_Aim_:
Return a copy of each line that holds the string "times".

_Collection entries_:
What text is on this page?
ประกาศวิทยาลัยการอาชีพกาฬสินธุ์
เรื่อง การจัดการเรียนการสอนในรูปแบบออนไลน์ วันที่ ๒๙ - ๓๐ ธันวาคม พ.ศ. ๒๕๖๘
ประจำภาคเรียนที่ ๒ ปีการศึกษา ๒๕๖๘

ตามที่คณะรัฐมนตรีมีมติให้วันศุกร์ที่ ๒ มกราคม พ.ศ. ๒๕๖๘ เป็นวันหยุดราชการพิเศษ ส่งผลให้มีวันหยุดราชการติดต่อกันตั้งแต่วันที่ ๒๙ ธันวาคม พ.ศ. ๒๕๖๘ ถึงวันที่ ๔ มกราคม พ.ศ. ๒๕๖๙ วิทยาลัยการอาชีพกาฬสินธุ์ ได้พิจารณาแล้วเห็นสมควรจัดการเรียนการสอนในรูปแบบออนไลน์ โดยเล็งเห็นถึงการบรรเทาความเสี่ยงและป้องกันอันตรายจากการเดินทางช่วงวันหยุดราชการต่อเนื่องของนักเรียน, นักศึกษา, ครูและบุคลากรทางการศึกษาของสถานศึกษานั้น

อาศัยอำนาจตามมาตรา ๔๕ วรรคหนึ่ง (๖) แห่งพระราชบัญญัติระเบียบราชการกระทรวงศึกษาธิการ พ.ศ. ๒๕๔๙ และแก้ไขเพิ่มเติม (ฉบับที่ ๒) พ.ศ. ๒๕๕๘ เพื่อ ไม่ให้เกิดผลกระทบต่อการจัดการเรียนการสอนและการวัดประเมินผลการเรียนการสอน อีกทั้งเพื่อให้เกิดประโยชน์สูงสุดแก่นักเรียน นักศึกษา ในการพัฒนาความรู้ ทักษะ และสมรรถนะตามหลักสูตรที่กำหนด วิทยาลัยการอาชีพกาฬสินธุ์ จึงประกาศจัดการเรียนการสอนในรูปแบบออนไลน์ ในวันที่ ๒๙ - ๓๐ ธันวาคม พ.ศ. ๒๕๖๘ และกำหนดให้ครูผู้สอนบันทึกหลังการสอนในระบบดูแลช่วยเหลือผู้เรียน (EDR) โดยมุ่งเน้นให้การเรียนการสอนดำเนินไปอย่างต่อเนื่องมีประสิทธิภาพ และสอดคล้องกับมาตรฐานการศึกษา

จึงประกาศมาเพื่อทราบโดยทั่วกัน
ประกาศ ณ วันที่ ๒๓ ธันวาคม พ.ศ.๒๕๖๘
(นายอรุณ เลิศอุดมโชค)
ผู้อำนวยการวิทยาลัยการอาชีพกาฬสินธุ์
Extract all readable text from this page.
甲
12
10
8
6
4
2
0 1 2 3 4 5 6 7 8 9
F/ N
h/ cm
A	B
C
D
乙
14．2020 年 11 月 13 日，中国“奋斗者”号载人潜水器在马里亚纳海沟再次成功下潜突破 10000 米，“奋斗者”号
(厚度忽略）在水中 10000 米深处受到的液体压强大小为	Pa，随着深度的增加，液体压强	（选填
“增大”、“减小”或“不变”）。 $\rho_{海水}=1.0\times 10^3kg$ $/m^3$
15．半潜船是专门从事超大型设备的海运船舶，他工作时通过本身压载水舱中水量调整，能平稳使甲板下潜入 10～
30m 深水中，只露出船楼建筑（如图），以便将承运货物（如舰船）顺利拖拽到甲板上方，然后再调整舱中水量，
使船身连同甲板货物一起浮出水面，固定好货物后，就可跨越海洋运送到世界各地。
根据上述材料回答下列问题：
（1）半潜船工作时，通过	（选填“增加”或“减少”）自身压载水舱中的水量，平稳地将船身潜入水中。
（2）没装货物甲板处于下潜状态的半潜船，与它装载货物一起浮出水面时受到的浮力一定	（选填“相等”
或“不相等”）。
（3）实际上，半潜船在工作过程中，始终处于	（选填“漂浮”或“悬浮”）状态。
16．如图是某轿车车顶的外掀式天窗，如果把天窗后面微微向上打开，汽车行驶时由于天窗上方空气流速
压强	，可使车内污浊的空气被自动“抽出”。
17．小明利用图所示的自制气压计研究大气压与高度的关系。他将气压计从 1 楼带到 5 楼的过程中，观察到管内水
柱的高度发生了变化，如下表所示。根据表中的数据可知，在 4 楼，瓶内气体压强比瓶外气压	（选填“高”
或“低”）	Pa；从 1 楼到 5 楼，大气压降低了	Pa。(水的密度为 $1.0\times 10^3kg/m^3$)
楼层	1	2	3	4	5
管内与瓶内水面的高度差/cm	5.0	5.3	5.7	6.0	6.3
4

_The completed task_:
“增大”、“减小”或“不变”）。 $\rho_{海水}=1.0\times 10^3kg$ $/m^3$
或“低”）	Pa；从 1 楼到 5 楼，大气压降低了	Pa。(水的密度为 $1.0\times 10^3kg/m^3$)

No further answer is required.